## [Data section]
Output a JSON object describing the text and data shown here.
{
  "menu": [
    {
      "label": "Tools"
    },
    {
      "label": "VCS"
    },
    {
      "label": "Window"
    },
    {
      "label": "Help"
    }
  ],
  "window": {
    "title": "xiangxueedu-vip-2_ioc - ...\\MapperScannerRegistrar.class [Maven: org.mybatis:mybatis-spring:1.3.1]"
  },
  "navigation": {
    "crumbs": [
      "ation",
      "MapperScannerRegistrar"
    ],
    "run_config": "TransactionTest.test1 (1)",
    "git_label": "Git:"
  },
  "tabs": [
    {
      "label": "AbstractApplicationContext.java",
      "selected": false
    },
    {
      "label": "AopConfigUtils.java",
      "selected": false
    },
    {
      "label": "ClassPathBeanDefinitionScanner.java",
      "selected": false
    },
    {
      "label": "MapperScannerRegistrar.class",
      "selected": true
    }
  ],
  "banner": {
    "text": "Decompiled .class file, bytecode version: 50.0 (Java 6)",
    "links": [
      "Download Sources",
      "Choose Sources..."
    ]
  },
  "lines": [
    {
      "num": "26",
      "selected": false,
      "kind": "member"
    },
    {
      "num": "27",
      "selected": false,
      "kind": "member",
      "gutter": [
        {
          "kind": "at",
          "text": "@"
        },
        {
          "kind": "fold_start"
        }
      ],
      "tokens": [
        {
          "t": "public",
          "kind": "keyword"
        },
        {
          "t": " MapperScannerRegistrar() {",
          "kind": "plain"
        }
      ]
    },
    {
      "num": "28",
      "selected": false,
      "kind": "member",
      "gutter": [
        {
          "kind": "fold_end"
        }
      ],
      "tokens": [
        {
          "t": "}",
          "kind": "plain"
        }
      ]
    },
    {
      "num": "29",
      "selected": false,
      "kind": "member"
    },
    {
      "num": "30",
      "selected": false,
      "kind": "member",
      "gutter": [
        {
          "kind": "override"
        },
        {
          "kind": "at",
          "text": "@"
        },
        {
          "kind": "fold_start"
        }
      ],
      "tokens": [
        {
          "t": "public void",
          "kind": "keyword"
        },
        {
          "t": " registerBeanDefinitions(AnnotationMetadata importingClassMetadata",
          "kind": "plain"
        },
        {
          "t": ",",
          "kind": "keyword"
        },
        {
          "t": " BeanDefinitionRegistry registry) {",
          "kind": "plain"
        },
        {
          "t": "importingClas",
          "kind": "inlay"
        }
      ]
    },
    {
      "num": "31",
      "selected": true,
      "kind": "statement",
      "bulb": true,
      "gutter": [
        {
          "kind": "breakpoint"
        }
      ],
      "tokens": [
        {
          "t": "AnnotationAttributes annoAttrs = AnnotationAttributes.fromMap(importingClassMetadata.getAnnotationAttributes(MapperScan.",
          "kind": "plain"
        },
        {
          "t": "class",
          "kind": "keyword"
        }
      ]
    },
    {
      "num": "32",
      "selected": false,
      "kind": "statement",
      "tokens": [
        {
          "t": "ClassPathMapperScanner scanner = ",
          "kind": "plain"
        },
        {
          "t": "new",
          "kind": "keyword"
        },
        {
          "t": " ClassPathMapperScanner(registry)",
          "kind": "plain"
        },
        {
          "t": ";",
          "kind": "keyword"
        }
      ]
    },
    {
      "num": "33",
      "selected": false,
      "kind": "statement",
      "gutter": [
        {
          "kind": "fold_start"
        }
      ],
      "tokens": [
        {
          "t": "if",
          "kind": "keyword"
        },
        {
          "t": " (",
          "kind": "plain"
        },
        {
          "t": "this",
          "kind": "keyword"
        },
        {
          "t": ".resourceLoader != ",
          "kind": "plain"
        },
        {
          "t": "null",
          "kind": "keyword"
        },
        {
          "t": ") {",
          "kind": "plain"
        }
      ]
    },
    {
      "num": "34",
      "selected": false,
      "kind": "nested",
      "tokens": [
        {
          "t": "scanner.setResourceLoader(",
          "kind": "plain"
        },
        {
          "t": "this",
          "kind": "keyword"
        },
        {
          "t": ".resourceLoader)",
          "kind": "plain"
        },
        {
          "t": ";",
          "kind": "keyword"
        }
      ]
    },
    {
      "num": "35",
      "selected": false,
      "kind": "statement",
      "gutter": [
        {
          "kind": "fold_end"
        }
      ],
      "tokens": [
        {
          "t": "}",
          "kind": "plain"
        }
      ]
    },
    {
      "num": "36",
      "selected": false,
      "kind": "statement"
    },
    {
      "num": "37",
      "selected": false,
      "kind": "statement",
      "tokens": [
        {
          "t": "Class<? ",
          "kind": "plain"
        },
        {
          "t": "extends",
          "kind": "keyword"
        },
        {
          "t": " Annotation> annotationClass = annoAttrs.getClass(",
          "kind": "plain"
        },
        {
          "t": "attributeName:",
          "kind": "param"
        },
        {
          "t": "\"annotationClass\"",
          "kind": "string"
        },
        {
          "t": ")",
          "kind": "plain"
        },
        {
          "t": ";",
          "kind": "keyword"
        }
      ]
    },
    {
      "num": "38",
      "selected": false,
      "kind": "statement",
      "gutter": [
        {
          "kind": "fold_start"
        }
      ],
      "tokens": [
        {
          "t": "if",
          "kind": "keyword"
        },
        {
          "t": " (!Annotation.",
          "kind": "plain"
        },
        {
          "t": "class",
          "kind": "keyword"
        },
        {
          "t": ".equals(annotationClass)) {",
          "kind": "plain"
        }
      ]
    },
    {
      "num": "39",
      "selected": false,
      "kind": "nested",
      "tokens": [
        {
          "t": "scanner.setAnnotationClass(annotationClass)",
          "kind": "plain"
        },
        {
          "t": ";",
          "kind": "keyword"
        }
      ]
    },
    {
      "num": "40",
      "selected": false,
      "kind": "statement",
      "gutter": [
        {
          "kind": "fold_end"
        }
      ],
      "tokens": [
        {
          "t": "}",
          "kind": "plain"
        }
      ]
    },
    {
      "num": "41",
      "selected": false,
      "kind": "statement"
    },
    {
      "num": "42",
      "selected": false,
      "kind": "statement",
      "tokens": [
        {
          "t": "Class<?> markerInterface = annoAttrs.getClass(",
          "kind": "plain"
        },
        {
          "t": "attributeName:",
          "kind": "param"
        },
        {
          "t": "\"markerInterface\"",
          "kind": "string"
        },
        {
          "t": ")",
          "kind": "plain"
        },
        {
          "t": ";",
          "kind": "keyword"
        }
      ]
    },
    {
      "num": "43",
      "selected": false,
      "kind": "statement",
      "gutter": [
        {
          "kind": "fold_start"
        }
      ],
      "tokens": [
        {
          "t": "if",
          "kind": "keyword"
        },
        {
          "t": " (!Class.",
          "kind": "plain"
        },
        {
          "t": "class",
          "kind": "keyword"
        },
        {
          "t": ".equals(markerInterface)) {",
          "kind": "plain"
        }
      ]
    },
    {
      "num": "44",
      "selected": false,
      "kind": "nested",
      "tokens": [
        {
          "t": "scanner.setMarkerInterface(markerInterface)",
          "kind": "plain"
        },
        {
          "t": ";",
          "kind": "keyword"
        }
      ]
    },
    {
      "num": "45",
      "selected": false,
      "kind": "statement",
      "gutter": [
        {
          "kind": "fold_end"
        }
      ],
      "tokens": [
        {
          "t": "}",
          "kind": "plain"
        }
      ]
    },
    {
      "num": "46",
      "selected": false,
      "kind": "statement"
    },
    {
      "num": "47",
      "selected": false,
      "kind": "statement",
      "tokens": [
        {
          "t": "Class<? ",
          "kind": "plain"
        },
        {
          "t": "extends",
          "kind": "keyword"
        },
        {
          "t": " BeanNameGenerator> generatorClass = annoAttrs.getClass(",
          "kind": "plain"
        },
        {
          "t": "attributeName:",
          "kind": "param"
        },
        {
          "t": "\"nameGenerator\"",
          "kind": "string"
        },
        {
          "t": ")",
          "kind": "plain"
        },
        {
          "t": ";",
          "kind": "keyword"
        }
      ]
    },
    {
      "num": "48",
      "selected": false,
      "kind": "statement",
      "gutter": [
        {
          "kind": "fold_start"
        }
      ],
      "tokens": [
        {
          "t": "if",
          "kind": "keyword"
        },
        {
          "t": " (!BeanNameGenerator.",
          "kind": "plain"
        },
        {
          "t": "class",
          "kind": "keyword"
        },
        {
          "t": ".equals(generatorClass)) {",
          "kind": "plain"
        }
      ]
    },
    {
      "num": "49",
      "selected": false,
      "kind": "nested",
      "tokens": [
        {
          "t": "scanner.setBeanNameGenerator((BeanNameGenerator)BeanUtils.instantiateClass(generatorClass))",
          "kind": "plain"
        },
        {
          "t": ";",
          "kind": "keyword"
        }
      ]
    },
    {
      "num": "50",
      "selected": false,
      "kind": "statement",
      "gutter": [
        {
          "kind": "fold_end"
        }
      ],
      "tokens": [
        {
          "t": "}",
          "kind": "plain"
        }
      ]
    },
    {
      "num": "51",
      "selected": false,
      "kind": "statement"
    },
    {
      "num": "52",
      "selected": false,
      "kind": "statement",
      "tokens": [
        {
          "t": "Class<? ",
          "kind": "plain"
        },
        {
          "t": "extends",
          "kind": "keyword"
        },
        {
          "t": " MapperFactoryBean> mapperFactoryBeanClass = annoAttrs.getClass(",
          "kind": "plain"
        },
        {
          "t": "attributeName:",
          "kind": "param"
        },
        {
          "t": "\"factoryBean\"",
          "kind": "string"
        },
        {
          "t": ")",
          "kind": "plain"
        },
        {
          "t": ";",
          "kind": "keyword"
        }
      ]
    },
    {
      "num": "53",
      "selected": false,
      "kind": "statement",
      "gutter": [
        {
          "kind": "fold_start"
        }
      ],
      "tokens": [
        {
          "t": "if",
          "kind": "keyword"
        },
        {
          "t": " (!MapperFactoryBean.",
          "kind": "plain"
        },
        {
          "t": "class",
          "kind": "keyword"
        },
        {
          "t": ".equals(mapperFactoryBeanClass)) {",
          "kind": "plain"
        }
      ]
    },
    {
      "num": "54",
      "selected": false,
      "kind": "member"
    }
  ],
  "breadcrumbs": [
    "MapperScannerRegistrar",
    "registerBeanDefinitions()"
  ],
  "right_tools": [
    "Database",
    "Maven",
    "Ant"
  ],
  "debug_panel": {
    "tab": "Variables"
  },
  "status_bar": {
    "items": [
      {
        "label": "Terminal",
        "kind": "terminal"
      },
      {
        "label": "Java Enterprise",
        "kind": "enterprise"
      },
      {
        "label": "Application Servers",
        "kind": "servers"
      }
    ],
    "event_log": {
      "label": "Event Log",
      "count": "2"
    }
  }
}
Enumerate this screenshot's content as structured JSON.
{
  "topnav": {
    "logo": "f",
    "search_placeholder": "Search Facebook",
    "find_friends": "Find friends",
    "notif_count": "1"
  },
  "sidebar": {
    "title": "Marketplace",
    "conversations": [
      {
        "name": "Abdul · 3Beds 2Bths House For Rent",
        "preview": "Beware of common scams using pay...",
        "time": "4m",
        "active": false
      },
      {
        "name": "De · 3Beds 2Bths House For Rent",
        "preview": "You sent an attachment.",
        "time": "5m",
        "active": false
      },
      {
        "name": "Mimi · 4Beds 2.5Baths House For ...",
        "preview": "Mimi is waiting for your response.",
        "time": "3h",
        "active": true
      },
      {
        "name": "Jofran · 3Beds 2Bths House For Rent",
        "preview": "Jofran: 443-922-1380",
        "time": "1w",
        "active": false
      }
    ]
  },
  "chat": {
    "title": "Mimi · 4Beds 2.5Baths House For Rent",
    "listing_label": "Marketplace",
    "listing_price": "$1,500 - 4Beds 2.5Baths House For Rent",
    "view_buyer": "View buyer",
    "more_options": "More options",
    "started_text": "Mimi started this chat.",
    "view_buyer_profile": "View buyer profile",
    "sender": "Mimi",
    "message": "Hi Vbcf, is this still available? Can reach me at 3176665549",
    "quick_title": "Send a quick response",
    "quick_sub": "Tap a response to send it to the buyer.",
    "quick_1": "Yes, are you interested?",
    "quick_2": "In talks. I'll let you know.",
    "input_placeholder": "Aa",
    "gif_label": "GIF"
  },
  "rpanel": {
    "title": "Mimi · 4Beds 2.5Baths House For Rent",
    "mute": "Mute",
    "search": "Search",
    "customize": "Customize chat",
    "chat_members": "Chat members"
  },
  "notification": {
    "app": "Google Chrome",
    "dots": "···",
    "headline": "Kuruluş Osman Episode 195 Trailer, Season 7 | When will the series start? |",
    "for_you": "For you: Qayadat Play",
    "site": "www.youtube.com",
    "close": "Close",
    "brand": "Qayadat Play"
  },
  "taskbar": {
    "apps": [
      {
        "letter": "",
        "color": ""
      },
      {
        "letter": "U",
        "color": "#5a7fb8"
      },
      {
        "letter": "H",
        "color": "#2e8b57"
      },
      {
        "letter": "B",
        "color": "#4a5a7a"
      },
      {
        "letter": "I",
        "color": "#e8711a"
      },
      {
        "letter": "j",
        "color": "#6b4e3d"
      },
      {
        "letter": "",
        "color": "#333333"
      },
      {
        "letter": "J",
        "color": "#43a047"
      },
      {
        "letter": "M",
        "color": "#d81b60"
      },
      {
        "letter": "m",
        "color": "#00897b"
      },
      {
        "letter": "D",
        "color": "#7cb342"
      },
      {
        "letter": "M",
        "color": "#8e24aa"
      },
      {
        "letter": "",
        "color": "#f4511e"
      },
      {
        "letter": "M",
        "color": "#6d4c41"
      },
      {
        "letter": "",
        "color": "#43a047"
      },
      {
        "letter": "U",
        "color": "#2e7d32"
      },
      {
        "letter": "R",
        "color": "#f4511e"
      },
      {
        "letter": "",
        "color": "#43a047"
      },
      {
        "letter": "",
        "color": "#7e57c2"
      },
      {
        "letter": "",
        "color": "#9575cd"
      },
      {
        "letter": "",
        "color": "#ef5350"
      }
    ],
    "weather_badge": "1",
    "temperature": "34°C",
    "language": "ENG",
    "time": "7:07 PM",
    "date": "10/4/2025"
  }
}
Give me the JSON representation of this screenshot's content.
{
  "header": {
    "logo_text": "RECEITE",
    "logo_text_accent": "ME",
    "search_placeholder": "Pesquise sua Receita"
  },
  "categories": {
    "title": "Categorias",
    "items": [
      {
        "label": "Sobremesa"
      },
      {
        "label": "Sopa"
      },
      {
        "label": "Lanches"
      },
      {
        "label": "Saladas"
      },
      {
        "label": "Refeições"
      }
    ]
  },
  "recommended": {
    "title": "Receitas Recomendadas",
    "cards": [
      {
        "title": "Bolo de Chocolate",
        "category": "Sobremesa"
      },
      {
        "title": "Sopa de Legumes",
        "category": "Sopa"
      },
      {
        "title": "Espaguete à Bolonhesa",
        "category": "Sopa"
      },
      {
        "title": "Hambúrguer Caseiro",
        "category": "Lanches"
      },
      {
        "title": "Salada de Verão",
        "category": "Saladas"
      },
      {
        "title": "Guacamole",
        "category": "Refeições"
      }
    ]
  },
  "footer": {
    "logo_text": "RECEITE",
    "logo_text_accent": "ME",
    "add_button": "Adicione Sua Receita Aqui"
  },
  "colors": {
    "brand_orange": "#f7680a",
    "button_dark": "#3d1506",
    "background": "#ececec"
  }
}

## [Instruction]
Look over the material above and show each line where "ClassPathMapperScanner" appears.

## [Exercise output]
          "t": "ClassPathMapperScanner scanner = ",
          "t": " ClassPathMapperScanner(registry)",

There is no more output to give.